TASK REQUIREMENTS:
A - In three sentences, summarize the article on the album Rembrandt Pussyhorse.
B - Write the next part of the article on the album Rembrandt Pussyhorse, starting after its final sentence.

READING TEXT:

Studio album by Butthole Surfers
- Released: April 18, 1986 (US) 1986 (Europe)
- Recorded: 1984–1985
- Genres: Experimental rock; noise rock; hardcore punk; psychedelic rock; acid rock;
- Length: 32:48
- Labels: Touch and Go (US) Red Rhino Europe (EUR)
- Producer: Butthole Surfers

Butthole Surfers chronology
| Cream Corn from the Socket of Davis (1985) | Rembrandt Pussyhorse (1986) | Blind Eye Sees All (1986) |

Back cover

Alternative cover
- European cover

= Rembrandt Pussyhorse =

Rembrandt Pussyhorse is the second studio album by American experimental rock band Butthole Surfers, released on April 18, 1986. All songs were written and produced by Butthole Surfers, except for the Guess Who cover "American Woman" and "Perry", which borrows from Fred Steiner's theme music for the television series Perry Mason.

Originally released on Touch and Go, the album was reissued on Latino Buggerveil in 1999. Both CD versions of the album include the 1985 Cream Corn from the Socket of Davis EP.

==Music==
Rembrandt Pussyhorse is arguably the most experimental release in Butthole Surfers' considerably experimental catalog. Making heavy use of in-studio tape editing and sound modulation, the album adds piano, organ, and violin, among other sounds, to Butthole Surfers' then-usual battery of electric guitar, bass, and dual drummers. According to guitarist Paul Leary and lead vocalist Gibby Haynes, Butthole Surfers were a four-piece for most of these sessions, with Leary playing the majority of the bass lines.

However, not all the new instrumentation was performed by the band. The piano on "Creep in the Cellar", written by Haynes, and the organ on "Perry" were played by the recording studio's owner, who offered free studio time in exchange for being included on the album.

Also of note is the violin heard on "Creep in the Cellar". This was the result of Butthole Surfers purchasing a used 16-track tape on which a country band had previously recorded. Upon playing their mix of "Creep in the Cellar", the band discovered they had inadvertently kept one of the country band's channels, which contained a backwards violin track. Liking the way it worked with the song, they opted to keep it.

Finally, the growls on "Mark Says Alright" are from a pit bull that the band owned at the time named Mark Farner of Grand Funk Railroad, after Mark Farner of Grand Funk Railroad.

==Background==
Drummer King Coffey said that Rembrandt Pussyhorse was originally intended as an EP, but eventually evolved into a full-length album. Recording took place over a number of months and in a handful of studios to fit into the band's then-grueling touring schedule. Most of the songs were recorded on 16-track equipment.

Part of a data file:

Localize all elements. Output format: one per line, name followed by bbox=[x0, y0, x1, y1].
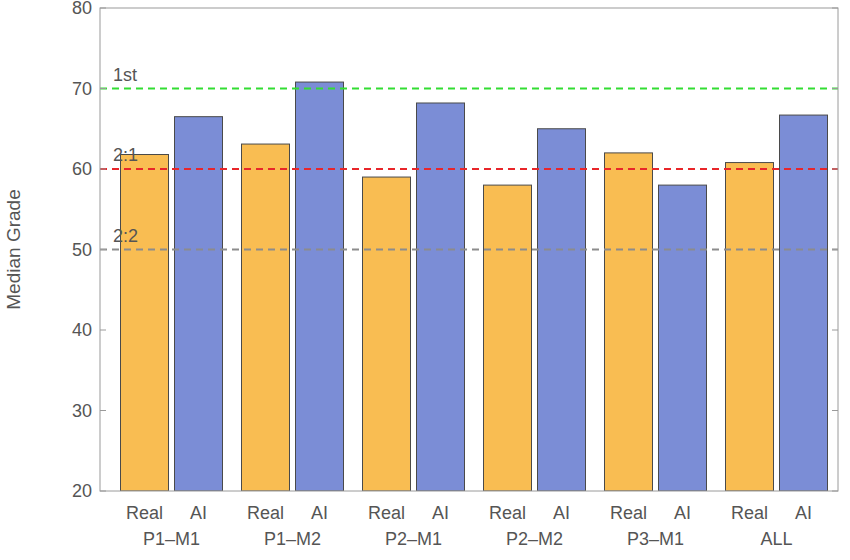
series-label: Real bbox=[368, 503, 405, 523]
tick bbox=[100, 249, 106, 250]
bar bbox=[242, 144, 290, 491]
series-label: AI bbox=[311, 503, 328, 523]
tick-label: 40 bbox=[72, 320, 92, 340]
tick bbox=[100, 88, 106, 89]
tick-label: 20 bbox=[72, 481, 92, 501]
tick bbox=[832, 169, 838, 170]
series-label: AI bbox=[190, 503, 207, 523]
bar bbox=[175, 117, 223, 491]
bar bbox=[726, 163, 774, 491]
series-label: Real bbox=[247, 503, 284, 523]
tick bbox=[100, 491, 106, 492]
series-label: AI bbox=[432, 503, 449, 523]
bar bbox=[121, 155, 169, 491]
series-label: Real bbox=[731, 503, 768, 523]
tick-label: 50 bbox=[72, 240, 92, 260]
reference-label: 2:2 bbox=[113, 226, 138, 246]
series-label: AI bbox=[553, 503, 570, 523]
tick-label: 70 bbox=[72, 79, 92, 99]
category-label: P1–M1 bbox=[143, 529, 200, 549]
category-label: P2–M1 bbox=[385, 529, 442, 549]
series-label: AI bbox=[674, 503, 691, 523]
series-label: Real bbox=[489, 503, 526, 523]
tick bbox=[100, 169, 106, 170]
reference-line bbox=[100, 249, 838, 251]
bar bbox=[363, 177, 411, 491]
tick bbox=[100, 410, 106, 411]
reference-line bbox=[100, 168, 838, 170]
tick-label: 80 bbox=[72, 0, 92, 18]
bar bbox=[484, 185, 532, 491]
bar bbox=[538, 129, 586, 491]
category-label: ALL bbox=[760, 529, 792, 549]
tick-label: 60 bbox=[72, 159, 92, 179]
bar bbox=[605, 153, 653, 491]
y-axis-label: Median Grade bbox=[3, 189, 24, 309]
category-label: P3–M1 bbox=[627, 529, 684, 549]
bars bbox=[121, 82, 828, 491]
reference-line bbox=[100, 88, 838, 90]
reference-label: 2:1 bbox=[113, 145, 138, 165]
tick bbox=[832, 330, 838, 331]
tick-label: 30 bbox=[72, 401, 92, 421]
bar bbox=[417, 103, 465, 491]
series-label: AI bbox=[795, 503, 812, 523]
bar bbox=[296, 82, 344, 491]
tick bbox=[832, 410, 838, 411]
tick bbox=[100, 330, 106, 331]
plot-frame bbox=[100, 8, 838, 491]
tick bbox=[100, 8, 106, 9]
tick bbox=[832, 491, 838, 492]
bar bbox=[780, 115, 828, 491]
tick bbox=[832, 8, 838, 9]
bar bbox=[659, 185, 707, 491]
series-label: Real bbox=[126, 503, 163, 523]
series-label: Real bbox=[610, 503, 647, 523]
tick bbox=[832, 88, 838, 89]
chart: Real AI P1–M1 Real AI P1–M2 Real AI P2–M1 Real AI P… bbox=[0, 0, 850, 560]
reference-label: 1st bbox=[113, 65, 137, 85]
category-label: P1–M2 bbox=[264, 529, 321, 549]
category-label: P2–M2 bbox=[506, 529, 563, 549]
tick bbox=[832, 249, 838, 250]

RESULTS OF THE TASKS:
A - Rembrandt Pussyhorse is the second studio album by the American experimental rock band Butthole Surfers, released on April 18, 1986, and reissued on Latino Buggerveil in 1999. Through heavy use of in-studio tape editing and sound modulation, it adds piano, organ, and violin to the band's usual electric guitar, bass, and dual drummers. Drummer King Coffey said the album was first intended as an EP but grew into a full-length record, recorded over several months in a handful of studios.

B -
The album was finished prior to the 1985 Cream Corn from the Socket of Davis EP and, according to Coffey, was primarily recorded in 1984, approximately four months after the sessions for Psychic... Powerless... Another Man's Sac. Like its predecessor, this album was also originally intended for release on Alternative Tentacles, although with a different mix, song selection, and title (Rembrandt Pussy Horse). However, after delaying for nearly a year, the label refused to release it. Although it eventually surfaced on Touch and Go, its release was further delayed when the band opted to record the songs "Sea Ferring" and "Mark Says Alright" to replace "To Parter" and "Tornadoes," rather than recycle them after their inclusion on the Cream Corn... EP. Outtakes from those sessions can be found on 2002's Humpty Dumpty LSD.

The track "Strangers Die Everyday" is used during the end credits of Richard Linklater's film Slacker. The movie includes a cameo by Butthole Surfers drummer Teresa Nervosa.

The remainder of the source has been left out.